*Stored data entries*.
------------------------------------
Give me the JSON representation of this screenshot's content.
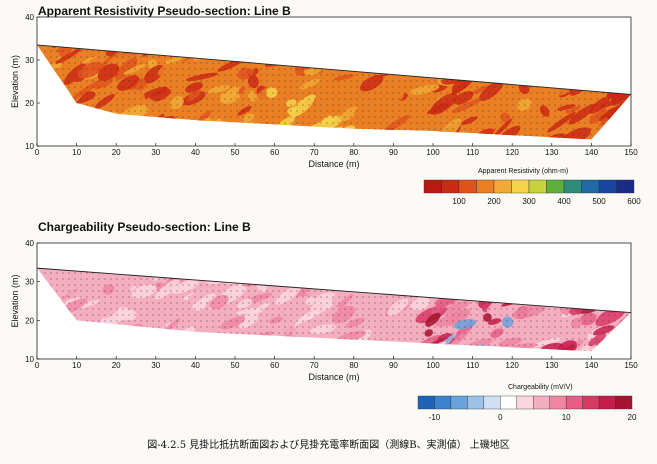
{
  "caption": "図-4.2.5 見掛比抵抗断面図および見掛充電率断面図（測線B、実測値） 上磯地区",
  "chart_data": [
    {
      "type": "heatmap",
      "title": "Apparent Resistivity Pseudo-section: Line B",
      "xlabel": "Distance (m)",
      "ylabel": "Elevation (m)",
      "xlim": [
        0,
        150
      ],
      "ylim": [
        10,
        40
      ],
      "xticks": [
        0,
        10,
        20,
        30,
        40,
        50,
        60,
        70,
        80,
        90,
        100,
        110,
        120,
        130,
        140,
        150
      ],
      "yticks": [
        10,
        20,
        30,
        40
      ],
      "surface": [
        [
          0,
          33.5
        ],
        [
          150,
          22
        ]
      ],
      "section_bottom": [
        [
          10,
          20
        ],
        [
          20,
          17.5
        ],
        [
          40,
          16
        ],
        [
          80,
          14
        ],
        [
          100,
          13.5
        ],
        [
          120,
          12.5
        ],
        [
          140,
          11.5
        ],
        [
          150,
          22
        ]
      ],
      "colorbar": {
        "title": "Apparent Resistivity (ohm-m)",
        "ticks": [
          "100",
          "200",
          "300",
          "400",
          "500",
          "600"
        ],
        "colors": [
          "#b81a12",
          "#cc2a14",
          "#e0541c",
          "#ea7f24",
          "#f2a935",
          "#f6d44a",
          "#c8d23a",
          "#5fae3e",
          "#2d8d7a",
          "#1f6aa5",
          "#1a45a0",
          "#1a2c86"
        ]
      },
      "grid": "off"
    },
    {
      "type": "heatmap",
      "title": "Chargeability Pseudo-section: Line B",
      "xlabel": "Distance (m)",
      "ylabel": "Elevation (m)",
      "xlim": [
        0,
        150
      ],
      "ylim": [
        10,
        40
      ],
      "xticks": [
        0,
        10,
        20,
        30,
        40,
        50,
        60,
        70,
        80,
        90,
        100,
        110,
        120,
        130,
        140,
        150
      ],
      "yticks": [
        10,
        20,
        30,
        40
      ],
      "surface": [
        [
          0,
          33.5
        ],
        [
          150,
          22
        ]
      ],
      "section_bottom": [
        [
          10,
          20
        ],
        [
          20,
          19
        ],
        [
          40,
          17
        ],
        [
          80,
          15
        ],
        [
          100,
          14
        ],
        [
          120,
          13
        ],
        [
          140,
          12
        ],
        [
          150,
          22
        ]
      ],
      "colorbar": {
        "title": "Chargeability (mV/V)",
        "ticks": [
          "-10",
          "0",
          "10",
          "20"
        ],
        "colors": [
          "#1e63b8",
          "#3d82cc",
          "#6aa2dc",
          "#9cc2e8",
          "#cfe0f2",
          "#ffffff",
          "#fbd6df",
          "#f5adc0",
          "#ef86a2",
          "#e65e85",
          "#d83a66",
          "#c41d4a",
          "#a7122f"
        ]
      },
      "grid": "off"
    }
  ]
}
------------------------------------
*Aim*.
Take every line from the records above that has the word "Chargeability" and copy it.

*In response*.
      "title": "Chargeability Pseudo-section: Line B",
        "title": "Chargeability (mV/V)",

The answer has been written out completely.